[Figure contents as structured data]
####################
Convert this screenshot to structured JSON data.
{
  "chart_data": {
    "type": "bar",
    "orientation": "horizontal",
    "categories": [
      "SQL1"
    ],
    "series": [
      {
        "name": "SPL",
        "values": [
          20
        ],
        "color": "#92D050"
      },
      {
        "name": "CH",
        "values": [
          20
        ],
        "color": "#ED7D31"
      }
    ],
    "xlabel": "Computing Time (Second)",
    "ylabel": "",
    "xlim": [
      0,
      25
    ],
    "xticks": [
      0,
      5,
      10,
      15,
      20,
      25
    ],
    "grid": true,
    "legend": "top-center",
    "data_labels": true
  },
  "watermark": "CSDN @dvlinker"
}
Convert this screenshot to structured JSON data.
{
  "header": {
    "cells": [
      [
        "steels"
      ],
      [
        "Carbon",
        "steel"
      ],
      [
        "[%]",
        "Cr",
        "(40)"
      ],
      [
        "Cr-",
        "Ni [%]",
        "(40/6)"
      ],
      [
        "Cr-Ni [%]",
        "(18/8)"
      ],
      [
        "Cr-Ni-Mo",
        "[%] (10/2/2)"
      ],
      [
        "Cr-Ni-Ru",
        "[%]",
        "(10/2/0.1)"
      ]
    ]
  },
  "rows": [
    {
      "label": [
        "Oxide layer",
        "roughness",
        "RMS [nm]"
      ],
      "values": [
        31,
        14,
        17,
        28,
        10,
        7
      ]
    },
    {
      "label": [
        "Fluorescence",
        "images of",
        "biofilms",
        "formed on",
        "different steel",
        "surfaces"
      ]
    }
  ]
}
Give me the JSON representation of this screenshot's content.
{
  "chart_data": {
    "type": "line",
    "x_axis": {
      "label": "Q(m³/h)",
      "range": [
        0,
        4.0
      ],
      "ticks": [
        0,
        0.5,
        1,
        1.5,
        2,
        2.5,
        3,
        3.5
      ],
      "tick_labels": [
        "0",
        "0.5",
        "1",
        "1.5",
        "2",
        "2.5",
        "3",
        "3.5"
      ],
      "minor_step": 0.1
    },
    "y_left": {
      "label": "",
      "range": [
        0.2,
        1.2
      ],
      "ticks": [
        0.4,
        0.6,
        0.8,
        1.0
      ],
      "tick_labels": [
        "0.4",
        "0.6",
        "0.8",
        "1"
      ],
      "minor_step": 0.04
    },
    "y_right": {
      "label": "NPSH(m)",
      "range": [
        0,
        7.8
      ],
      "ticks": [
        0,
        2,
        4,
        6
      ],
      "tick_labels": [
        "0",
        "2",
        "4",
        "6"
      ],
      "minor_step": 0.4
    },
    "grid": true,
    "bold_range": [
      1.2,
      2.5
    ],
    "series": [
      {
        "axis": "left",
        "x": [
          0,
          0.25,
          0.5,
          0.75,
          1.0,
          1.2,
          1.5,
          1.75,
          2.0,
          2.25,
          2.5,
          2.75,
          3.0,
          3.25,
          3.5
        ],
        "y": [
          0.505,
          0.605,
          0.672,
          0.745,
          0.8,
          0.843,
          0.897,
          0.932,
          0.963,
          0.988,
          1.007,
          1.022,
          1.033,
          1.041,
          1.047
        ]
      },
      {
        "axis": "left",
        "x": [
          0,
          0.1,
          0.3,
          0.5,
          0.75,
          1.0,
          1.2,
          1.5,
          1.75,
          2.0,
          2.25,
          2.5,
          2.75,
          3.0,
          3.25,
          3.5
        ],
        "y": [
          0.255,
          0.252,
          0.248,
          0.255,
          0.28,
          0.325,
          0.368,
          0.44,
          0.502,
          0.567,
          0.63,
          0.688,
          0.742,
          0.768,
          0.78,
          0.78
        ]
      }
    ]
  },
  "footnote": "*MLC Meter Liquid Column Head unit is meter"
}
####################
» Problem details: Retype the listing above in full, with no alterations.

» Correct response:
Convert this screenshot to structured JSON data.
{
  "chart_data": {
    "type": "bar",
    "orientation": "horizontal",
    "categories": [
      "SQL1"
    ],
    "series": [
      {
        "name": "SPL",
        "values": [
          20
        ],
        "color": "#92D050"
      },
      {
        "name": "CH",
        "values": [
          20
        ],
        "color": "#ED7D31"
      }
    ],
    "xlabel": "Computing Time (Second)",
    "ylabel": "",
    "xlim": [
      0,
      25
    ],
    "xticks": [
      0,
      5,
      10,
      15,
      20,
      25
    ],
    "grid": true,
    "legend": "top-center",
    "data_labels": true
  },
  "watermark": "CSDN @dvlinker"
}
Convert this screenshot to structured JSON data.
{
  "header": {
    "cells": [
      [
        "steels"
      ],
      [
        "Carbon",
        "steel"
      ],
      [
        "[%]",
        "Cr",
        "(40)"
      ],
      [
        "Cr-",
        "Ni [%]",
        "(40/6)"
      ],
      [
        "Cr-Ni [%]",
        "(18/8)"
      ],
      [
        "Cr-Ni-Mo",
        "[%] (10/2/2)"
      ],
      [
        "Cr-Ni-Ru",
        "[%]",
        "(10/2/0.1)"
      ]
    ]
  },
  "rows": [
    {
      "label": [
        "Oxide layer",
        "roughness",
        "RMS [nm]"
      ],
      "values": [
        31,
        14,
        17,
        28,
        10,
        7
      ]
    },
    {
      "label": [
        "Fluorescence",
        "images of",
        "biofilms",
        "formed on",
        "different steel",
        "surfaces"
      ]
    }
  ]
}
Give me the JSON representation of this screenshot's content.
{
  "chart_data": {
    "type": "line",
    "x_axis": {
      "label": "Q(m³/h)",
      "range": [
        0,
        4.0
      ],
      "ticks": [
        0,
        0.5,
        1,
        1.5,
        2,
        2.5,
        3,
        3.5
      ],
      "tick_labels": [
        "0",
        "0.5",
        "1",
        "1.5",
        "2",
        "2.5",
        "3",
        "3.5"
      ],
      "minor_step": 0.1
    },
    "y_left": {
      "label": "",
      "range": [
        0.2,
        1.2
      ],
      "ticks": [
        0.4,
        0.6,
        0.8,
        1.0
      ],
      "tick_labels": [
        "0.4",
        "0.6",
        "0.8",
        "1"
      ],
      "minor_step": 0.04
    },
    "y_right": {
      "label": "NPSH(m)",
      "range": [
        0,
        7.8
      ],
      "ticks": [
        0,
        2,
        4,
        6
      ],
      "tick_labels": [
        "0",
        "2",
        "4",
        "6"
      ],
      "minor_step": 0.4
    },
    "grid": true,
    "bold_range": [
      1.2,
      2.5
    ],
    "series": [
      {
        "axis": "left",
        "x": [
          0,
          0.25,
          0.5,
          0.75,
          1.0,
          1.2,
          1.5,
          1.75,
          2.0,
          2.25,
          2.5,
          2.75,
          3.0,
          3.25,
          3.5
        ],
        "y": [
          0.505,
          0.605,
          0.672,
          0.745,
          0.8,
          0.843,
          0.897,
          0.932,
          0.963,
          0.988,
          1.007,
          1.022,
          1.033,
          1.041,
          1.047
        ]
      },
      {
        "axis": "left",
        "x": [
          0,
          0.1,
          0.3,
          0.5,
          0.75,
          1.0,
          1.2,
          1.5,
          1.75,
          2.0,
          2.25,
          2.5,
          2.75,
          3.0,
          3.25,
          3.5
        ],
        "y": [
          0.255,
          0.252,
          0.248,
          0.255,
          0.28,
          0.325,
          0.368,
          0.44,
          0.502,
          0.567,
          0.63,
          0.688,
          0.742,
          0.768,
          0.78,
          0.78
        ]
      }
    ]
  },
  "footnote": "*MLC Meter Liquid Column Head unit is meter"
}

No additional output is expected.